● Requirements: Extract all lines in the data that contain the word "Both".

● Data lines:
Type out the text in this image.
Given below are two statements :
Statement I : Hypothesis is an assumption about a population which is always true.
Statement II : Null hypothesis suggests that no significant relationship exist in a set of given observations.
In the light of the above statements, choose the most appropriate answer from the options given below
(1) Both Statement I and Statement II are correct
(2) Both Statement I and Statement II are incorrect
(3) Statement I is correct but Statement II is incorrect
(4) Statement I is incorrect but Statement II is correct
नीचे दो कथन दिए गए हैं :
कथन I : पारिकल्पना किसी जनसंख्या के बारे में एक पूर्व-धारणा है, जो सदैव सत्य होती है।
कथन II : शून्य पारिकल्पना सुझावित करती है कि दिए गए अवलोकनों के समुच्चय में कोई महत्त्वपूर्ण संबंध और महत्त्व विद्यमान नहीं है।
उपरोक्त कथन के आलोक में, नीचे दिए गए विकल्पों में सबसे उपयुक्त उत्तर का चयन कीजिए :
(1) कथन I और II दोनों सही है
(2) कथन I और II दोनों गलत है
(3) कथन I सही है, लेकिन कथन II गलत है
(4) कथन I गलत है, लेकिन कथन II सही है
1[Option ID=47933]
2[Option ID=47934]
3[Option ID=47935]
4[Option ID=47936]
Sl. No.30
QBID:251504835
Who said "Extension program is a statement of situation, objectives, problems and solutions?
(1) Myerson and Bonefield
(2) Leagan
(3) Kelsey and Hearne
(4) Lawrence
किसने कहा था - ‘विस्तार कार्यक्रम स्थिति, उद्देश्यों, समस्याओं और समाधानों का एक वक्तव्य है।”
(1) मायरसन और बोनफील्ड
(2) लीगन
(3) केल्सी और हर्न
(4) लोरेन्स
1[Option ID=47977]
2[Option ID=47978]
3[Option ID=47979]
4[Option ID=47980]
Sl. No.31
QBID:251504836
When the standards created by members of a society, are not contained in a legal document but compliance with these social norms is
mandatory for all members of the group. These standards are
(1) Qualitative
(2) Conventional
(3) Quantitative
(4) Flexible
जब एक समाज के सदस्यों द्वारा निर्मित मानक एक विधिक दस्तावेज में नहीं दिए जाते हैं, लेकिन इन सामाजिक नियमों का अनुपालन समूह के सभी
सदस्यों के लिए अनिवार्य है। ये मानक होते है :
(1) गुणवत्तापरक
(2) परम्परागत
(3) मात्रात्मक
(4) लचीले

● Result below:
(1) Both Statement I and Statement II are correct
(2) Both Statement I and Statement II are incorrect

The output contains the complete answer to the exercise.